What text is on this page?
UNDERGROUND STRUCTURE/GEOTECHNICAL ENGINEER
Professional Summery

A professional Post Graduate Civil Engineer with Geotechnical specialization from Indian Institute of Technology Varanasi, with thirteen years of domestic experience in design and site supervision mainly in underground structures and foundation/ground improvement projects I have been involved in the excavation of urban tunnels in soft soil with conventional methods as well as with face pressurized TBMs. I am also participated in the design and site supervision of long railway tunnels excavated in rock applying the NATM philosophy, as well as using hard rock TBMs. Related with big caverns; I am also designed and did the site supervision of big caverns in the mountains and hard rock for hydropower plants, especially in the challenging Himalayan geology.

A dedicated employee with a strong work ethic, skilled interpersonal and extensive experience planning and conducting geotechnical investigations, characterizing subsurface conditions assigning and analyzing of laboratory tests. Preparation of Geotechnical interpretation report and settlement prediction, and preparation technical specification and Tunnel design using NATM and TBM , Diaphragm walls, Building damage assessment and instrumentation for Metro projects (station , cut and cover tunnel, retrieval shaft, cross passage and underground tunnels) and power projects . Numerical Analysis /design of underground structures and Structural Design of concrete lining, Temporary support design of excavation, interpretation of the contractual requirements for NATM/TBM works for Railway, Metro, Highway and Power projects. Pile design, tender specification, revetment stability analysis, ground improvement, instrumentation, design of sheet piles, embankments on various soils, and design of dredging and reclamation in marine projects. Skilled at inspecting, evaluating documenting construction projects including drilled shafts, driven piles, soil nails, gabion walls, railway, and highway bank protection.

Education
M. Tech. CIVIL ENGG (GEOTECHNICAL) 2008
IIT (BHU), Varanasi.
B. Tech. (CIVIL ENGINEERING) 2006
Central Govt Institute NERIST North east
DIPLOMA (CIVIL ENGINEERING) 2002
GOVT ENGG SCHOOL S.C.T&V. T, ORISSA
·····
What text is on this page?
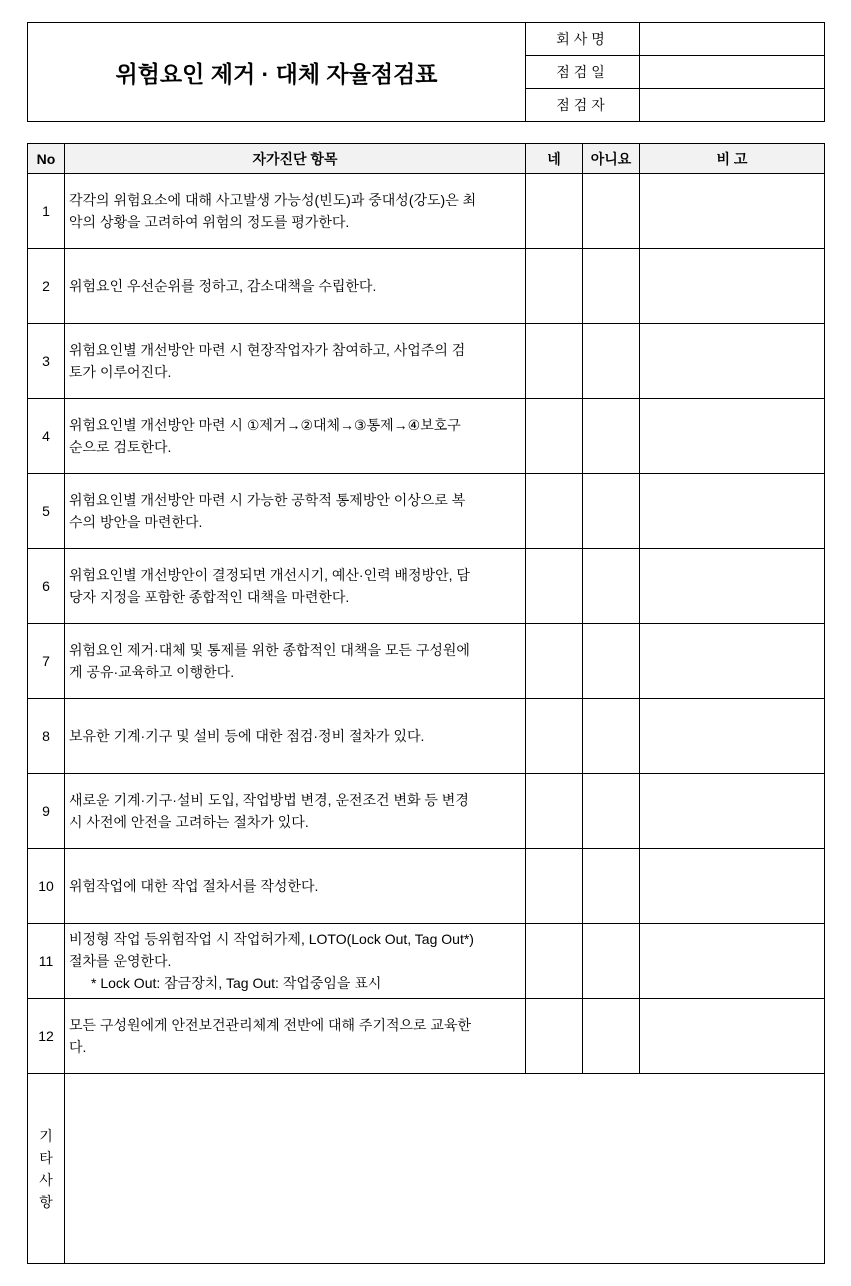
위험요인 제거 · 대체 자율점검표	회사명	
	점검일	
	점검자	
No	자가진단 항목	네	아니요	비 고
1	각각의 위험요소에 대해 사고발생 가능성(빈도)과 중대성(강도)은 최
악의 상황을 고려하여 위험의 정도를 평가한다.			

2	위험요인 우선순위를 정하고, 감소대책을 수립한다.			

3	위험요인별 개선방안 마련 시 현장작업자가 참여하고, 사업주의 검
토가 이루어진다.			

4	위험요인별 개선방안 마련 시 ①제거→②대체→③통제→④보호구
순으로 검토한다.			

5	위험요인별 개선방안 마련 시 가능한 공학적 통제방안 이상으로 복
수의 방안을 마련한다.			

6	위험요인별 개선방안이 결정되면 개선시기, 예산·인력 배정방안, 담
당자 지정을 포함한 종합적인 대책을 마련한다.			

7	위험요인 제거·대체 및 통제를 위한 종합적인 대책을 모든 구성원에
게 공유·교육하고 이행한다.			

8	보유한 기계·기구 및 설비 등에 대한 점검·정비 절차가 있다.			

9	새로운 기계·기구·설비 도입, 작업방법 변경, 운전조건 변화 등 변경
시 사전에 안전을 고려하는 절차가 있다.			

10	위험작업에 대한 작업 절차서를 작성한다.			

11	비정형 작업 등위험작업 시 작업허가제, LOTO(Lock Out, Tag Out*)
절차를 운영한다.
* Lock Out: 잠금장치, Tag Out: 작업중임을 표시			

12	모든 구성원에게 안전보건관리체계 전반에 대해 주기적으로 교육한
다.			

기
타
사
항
·····
**Exercise aim**
Report all lines of the data above that include the string "ENGINEERING".

**Answer**
B. Tech. (CIVIL ENGINEERING) 2006
DIPLOMA (CIVIL ENGINEERING) 2002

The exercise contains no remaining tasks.